MATERIAL SUPPLIED –
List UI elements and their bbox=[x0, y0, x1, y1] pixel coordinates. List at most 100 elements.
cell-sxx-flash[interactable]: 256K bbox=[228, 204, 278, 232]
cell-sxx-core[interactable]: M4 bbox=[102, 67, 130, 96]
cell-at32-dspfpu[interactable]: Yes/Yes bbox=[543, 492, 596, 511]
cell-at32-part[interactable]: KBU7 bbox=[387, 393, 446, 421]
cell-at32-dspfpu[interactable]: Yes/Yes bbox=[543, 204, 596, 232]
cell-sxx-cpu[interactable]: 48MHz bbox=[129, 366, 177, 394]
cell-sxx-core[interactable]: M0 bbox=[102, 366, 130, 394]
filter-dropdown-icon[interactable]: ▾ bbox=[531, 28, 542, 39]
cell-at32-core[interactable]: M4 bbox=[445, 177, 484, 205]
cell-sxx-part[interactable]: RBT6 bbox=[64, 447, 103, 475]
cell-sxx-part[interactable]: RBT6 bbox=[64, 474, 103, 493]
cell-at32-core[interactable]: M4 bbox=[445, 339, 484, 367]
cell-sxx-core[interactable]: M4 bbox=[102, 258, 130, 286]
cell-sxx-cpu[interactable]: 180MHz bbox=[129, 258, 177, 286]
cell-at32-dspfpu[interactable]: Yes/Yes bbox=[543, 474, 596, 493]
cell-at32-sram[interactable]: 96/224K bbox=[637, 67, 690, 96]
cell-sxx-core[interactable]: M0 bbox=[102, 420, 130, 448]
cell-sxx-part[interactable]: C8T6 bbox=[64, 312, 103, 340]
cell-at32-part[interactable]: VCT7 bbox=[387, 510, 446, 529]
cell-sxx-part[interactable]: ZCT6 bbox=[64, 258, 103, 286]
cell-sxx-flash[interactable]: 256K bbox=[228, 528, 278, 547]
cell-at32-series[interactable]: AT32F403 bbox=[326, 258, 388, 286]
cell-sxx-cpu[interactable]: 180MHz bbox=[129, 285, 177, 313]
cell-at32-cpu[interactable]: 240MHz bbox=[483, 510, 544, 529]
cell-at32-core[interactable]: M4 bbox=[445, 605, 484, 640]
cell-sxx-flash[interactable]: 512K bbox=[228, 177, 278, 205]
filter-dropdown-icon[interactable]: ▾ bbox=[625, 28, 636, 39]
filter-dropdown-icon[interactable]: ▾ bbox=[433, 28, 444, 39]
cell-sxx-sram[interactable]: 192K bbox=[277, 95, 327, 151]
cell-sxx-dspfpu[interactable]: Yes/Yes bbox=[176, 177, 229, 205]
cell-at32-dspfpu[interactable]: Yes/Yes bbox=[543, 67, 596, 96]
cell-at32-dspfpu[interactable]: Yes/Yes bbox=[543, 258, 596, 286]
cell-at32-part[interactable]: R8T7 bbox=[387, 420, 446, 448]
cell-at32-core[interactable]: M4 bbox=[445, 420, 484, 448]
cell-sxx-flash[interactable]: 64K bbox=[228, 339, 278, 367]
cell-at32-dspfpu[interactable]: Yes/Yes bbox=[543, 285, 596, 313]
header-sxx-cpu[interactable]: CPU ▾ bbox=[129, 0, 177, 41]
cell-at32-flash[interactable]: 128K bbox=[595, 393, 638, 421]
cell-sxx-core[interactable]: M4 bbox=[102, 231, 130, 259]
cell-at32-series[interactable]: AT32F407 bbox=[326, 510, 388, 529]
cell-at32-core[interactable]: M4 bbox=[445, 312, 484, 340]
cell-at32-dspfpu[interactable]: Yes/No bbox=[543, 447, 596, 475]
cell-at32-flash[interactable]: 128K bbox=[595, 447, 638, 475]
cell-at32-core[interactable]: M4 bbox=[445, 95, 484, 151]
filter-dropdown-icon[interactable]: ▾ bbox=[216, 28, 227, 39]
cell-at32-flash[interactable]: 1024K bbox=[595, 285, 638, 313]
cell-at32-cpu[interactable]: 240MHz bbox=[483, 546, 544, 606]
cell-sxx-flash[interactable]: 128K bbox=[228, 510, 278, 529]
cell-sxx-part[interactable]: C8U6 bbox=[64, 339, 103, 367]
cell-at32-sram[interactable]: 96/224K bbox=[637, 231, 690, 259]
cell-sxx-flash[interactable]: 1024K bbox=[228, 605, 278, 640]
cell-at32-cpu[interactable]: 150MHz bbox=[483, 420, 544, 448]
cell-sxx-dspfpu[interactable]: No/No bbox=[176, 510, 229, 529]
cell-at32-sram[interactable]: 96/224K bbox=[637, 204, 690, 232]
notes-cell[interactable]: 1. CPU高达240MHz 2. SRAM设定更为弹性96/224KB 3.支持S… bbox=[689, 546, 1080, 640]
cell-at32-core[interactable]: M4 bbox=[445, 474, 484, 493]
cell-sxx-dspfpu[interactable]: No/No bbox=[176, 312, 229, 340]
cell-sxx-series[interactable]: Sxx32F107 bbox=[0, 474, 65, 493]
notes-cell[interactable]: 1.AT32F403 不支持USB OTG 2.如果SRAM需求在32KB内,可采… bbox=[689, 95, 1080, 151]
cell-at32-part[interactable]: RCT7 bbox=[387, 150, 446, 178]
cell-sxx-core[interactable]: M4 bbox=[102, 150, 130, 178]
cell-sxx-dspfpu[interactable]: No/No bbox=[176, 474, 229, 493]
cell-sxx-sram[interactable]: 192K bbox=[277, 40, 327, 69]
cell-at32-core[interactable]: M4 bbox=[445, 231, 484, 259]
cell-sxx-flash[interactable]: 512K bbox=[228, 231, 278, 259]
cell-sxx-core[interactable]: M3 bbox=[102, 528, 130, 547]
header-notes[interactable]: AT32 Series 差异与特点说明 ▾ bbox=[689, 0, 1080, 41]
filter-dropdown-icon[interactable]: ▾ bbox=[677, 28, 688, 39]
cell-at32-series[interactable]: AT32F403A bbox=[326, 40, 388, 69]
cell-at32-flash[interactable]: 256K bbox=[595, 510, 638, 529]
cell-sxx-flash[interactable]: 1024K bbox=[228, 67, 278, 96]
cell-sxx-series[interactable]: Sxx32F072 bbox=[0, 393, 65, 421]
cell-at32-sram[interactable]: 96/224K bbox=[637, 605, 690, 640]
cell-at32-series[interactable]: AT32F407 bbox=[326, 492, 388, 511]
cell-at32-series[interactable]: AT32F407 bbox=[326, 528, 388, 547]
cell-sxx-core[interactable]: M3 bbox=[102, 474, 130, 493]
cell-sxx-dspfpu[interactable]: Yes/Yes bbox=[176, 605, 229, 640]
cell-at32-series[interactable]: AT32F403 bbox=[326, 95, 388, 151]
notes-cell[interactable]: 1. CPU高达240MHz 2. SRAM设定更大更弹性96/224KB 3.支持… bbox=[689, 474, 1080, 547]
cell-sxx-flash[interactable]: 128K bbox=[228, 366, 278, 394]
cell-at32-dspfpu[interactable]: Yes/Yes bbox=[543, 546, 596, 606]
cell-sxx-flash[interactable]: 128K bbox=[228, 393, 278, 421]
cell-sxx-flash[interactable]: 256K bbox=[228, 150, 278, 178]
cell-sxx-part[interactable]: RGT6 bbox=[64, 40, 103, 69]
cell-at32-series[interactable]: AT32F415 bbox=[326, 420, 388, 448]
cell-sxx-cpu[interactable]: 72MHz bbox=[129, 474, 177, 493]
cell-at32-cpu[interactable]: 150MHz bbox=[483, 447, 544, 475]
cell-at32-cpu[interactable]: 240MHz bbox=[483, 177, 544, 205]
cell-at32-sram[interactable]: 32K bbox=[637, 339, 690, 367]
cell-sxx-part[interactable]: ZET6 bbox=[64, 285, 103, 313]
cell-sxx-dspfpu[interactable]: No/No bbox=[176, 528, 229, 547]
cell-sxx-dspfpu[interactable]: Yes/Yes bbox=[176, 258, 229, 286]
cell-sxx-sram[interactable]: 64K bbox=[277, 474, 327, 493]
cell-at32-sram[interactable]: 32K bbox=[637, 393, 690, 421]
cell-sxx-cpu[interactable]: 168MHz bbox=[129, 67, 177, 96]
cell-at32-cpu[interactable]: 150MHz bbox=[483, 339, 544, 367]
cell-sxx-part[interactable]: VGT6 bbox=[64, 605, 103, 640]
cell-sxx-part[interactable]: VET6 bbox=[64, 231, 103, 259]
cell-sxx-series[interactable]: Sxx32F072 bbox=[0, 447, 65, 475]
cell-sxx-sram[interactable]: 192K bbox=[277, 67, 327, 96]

WHAT IS REQUIRED – Format the records above, from the first line through the line containing "cell-at32-core[interactable]: M4 bbox=[445, 339, 484, 367]", as a JSON list of strings with one string per line and no blank lines.

WRITTEN RESPONSE –
[
  "List UI elements and their bbox=[x0, y0, x1, y1] pixel coordinates. List at most 100 elements.",
  "cell-sxx-flash[interactable]: 256K bbox=[228, 204, 278, 232]",
  "cell-sxx-core[interactable]: M4 bbox=[102, 67, 130, 96]",
  "cell-at32-dspfpu[interactable]: Yes/Yes bbox=[543, 492, 596, 511]",
  "cell-at32-part[interactable]: KBU7 bbox=[387, 393, 446, 421]",
  "cell-at32-dspfpu[interactable]: Yes/Yes bbox=[543, 204, 596, 232]",
  "cell-sxx-cpu[interactable]: 48MHz bbox=[129, 366, 177, 394]",
  "cell-sxx-core[interactable]: M0 bbox=[102, 366, 130, 394]",
  "filter-dropdown-icon[interactable]: ▾ bbox=[531, 28, 542, 39]",
  "cell-at32-core[interactable]: M4 bbox=[445, 177, 484, 205]",
  "cell-sxx-part[interactable]: RBT6 bbox=[64, 447, 103, 475]",
  "cell-sxx-part[interactable]: RBT6 bbox=[64, 474, 103, 493]",
  "cell-at32-core[interactable]: M4 bbox=[445, 339, 484, 367]"
]